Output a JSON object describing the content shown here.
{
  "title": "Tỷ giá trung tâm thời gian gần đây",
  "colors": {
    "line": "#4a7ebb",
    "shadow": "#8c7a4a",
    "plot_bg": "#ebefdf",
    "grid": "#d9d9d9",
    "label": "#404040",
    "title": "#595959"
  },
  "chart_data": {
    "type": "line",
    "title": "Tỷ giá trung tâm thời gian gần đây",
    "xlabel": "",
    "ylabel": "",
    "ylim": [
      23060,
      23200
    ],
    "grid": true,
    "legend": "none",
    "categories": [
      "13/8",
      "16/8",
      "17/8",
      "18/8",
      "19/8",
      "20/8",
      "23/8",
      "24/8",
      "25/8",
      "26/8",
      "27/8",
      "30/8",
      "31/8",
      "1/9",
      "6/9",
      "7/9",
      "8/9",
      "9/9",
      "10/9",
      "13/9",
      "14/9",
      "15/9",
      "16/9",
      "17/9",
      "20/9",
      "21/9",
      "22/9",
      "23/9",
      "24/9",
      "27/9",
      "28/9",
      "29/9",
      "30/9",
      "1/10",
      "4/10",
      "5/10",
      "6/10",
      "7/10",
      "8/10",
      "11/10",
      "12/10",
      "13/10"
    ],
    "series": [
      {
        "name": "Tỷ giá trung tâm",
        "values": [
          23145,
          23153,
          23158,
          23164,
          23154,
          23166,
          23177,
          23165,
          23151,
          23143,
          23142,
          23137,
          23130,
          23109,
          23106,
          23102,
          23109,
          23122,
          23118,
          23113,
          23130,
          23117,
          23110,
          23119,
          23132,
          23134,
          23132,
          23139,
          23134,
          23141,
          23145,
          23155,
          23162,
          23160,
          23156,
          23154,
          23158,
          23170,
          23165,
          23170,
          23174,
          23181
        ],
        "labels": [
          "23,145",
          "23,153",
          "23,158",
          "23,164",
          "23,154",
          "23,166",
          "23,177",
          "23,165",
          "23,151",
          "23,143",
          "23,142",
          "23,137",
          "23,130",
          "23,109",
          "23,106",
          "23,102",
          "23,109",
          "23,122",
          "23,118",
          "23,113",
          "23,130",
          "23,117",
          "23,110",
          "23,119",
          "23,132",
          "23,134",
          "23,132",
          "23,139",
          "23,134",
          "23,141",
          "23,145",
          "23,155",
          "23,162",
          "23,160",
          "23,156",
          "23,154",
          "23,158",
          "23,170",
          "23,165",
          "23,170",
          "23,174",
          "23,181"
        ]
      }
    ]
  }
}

▶ [Problem description]: Emit the records above again, exactly, with no line skipped.

▶ [Task solution]:
Output a JSON object describing the content shown here.
{
  "title": "Tỷ giá trung tâm thời gian gần đây",
  "colors": {
    "line": "#4a7ebb",
    "shadow": "#8c7a4a",
    "plot_bg": "#ebefdf",
    "grid": "#d9d9d9",
    "label": "#404040",
    "title": "#595959"
  },
  "chart_data": {
    "type": "line",
    "title": "Tỷ giá trung tâm thời gian gần đây",
    "xlabel": "",
    "ylabel": "",
    "ylim": [
      23060,
      23200
    ],
    "grid": true,
    "legend": "none",
    "categories": [
      "13/8",
      "16/8",
      "17/8",
      "18/8",
      "19/8",
      "20/8",
      "23/8",
      "24/8",
      "25/8",
      "26/8",
      "27/8",
      "30/8",
      "31/8",
      "1/9",
      "6/9",
      "7/9",
      "8/9",
      "9/9",
      "10/9",
      "13/9",
      "14/9",
      "15/9",
      "16/9",
      "17/9",
      "20/9",
      "21/9",
      "22/9",
      "23/9",
      "24/9",
      "27/9",
      "28/9",
      "29/9",
      "30/9",
      "1/10",
      "4/10",
      "5/10",
      "6/10",
      "7/10",
      "8/10",
      "11/10",
      "12/10",
      "13/10"
    ],
    "series": [
      {
        "name": "Tỷ giá trung tâm",
        "values": [
          23145,
          23153,
          23158,
          23164,
          23154,
          23166,
          23177,
          23165,
          23151,
          23143,
          23142,
          23137,
          23130,
          23109,
          23106,
          23102,
          23109,
          23122,
          23118,
          23113,
          23130,
          23117,
          23110,
          23119,
          23132,
          23134,
          23132,
          23139,
          23134,
          23141,
          23145,
          23155,
          23162,
          23160,
          23156,
          23154,
          23158,
          23170,
          23165,
          23170,
          23174,
          23181
        ],
        "labels": [
          "23,145",
          "23,153",
          "23,158",
          "23,164",
          "23,154",
          "23,166",
          "23,177",
          "23,165",
          "23,151",
          "23,143",
          "23,142",
          "23,137",
          "23,130",
          "23,109",
          "23,106",
          "23,102",
          "23,109",
          "23,122",
          "23,118",
          "23,113",
          "23,130",
          "23,117",
          "23,110",
          "23,119",
          "23,132",
          "23,134",
          "23,132",
          "23,139",
          "23,134",
          "23,141",
          "23,145",
          "23,155",
          "23,162",
          "23,160",
          "23,156",
          "23,154",
          "23,158",
          "23,170",
          "23,165",
          "23,170",
          "23,174",
          "23,181"
        ]
      }
    ]
  }
}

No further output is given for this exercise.